§ What is being asked: Copy the data precisely, keeping every character.

§ Source records:
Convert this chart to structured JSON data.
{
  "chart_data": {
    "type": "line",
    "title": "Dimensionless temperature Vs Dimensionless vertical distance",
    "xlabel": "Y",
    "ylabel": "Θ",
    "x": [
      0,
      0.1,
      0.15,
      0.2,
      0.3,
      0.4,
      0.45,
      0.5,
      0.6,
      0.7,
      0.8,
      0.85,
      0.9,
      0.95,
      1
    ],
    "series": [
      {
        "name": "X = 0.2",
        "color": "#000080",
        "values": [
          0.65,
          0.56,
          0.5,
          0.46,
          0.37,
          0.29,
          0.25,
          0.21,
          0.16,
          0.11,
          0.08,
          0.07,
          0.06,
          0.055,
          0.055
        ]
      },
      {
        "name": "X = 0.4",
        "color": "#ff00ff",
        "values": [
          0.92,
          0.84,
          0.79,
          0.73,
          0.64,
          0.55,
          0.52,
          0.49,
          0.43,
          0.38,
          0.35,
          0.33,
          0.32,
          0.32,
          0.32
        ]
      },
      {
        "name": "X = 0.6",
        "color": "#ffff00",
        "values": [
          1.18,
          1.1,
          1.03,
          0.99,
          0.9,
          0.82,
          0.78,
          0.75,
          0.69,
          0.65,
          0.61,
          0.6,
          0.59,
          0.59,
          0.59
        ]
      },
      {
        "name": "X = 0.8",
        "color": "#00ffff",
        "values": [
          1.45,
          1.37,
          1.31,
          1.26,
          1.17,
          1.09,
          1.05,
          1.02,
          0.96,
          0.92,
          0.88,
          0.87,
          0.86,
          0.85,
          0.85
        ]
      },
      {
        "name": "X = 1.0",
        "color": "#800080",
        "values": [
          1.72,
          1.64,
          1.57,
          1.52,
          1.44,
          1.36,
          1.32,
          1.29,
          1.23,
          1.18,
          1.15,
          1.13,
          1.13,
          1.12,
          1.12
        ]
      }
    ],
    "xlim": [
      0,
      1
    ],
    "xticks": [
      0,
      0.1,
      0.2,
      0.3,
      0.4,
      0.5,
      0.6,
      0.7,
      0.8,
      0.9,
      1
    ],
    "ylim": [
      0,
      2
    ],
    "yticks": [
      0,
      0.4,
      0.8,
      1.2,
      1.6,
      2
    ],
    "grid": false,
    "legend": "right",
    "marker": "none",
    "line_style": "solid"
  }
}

§ The response:
Convert this chart to structured JSON data.
{
  "chart_data": {
    "type": "line",
    "title": "Dimensionless temperature Vs Dimensionless vertical distance",
    "xlabel": "Y",
    "ylabel": "Θ",
    "x": [
      0,
      0.1,
      0.15,
      0.2,
      0.3,
      0.4,
      0.45,
      0.5,
      0.6,
      0.7,
      0.8,
      0.85,
      0.9,
      0.95,
      1
    ],
    "series": [
      {
        "name": "X = 0.2",
        "color": "#000080",
        "values": [
          0.65,
          0.56,
          0.5,
          0.46,
          0.37,
          0.29,
          0.25,
          0.21,
          0.16,
          0.11,
          0.08,
          0.07,
          0.06,
          0.055,
          0.055
        ]
      },
      {
        "name": "X = 0.4",
        "color": "#ff00ff",
        "values": [
          0.92,
          0.84,
          0.79,
          0.73,
          0.64,
          0.55,
          0.52,
          0.49,
          0.43,
          0.38,
          0.35,
          0.33,
          0.32,
          0.32,
          0.32
        ]
      },
      {
        "name": "X = 0.6",
        "color": "#ffff00",
        "values": [
          1.18,
          1.1,
          1.03,
          0.99,
          0.9,
          0.82,
          0.78,
          0.75,
          0.69,
          0.65,
          0.61,
          0.6,
          0.59,
          0.59,
          0.59
        ]
      },
      {
        "name": "X = 0.8",
        "color": "#00ffff",
        "values": [
          1.45,
          1.37,
          1.31,
          1.26,
          1.17,
          1.09,
          1.05,
          1.02,
          0.96,
          0.92,
          0.88,
          0.87,
          0.86,
          0.85,
          0.85
        ]
      },
      {
        "name": "X = 1.0",
        "color": "#800080",
        "values": [
          1.72,
          1.64,
          1.57,
          1.52,
          1.44,
          1.36,
          1.32,
          1.29,
          1.23,
          1.18,
          1.15,
          1.13,
          1.13,
          1.12,
          1.12
        ]
      }
    ],
    "xlim": [
      0,
      1
    ],
    "xticks": [
      0,
      0.1,
      0.2,
      0.3,
      0.4,
      0.5,
      0.6,
      0.7,
      0.8,
      0.9,
      1
    ],
    "ylim": [
      0,
      2
    ],
    "yticks": [
      0,
      0.4,
      0.8,
      1.2,
      1.6,
      2
    ],
    "grid": false,
    "legend": "right",
    "marker": "none",
    "line_style": "solid"
  }
}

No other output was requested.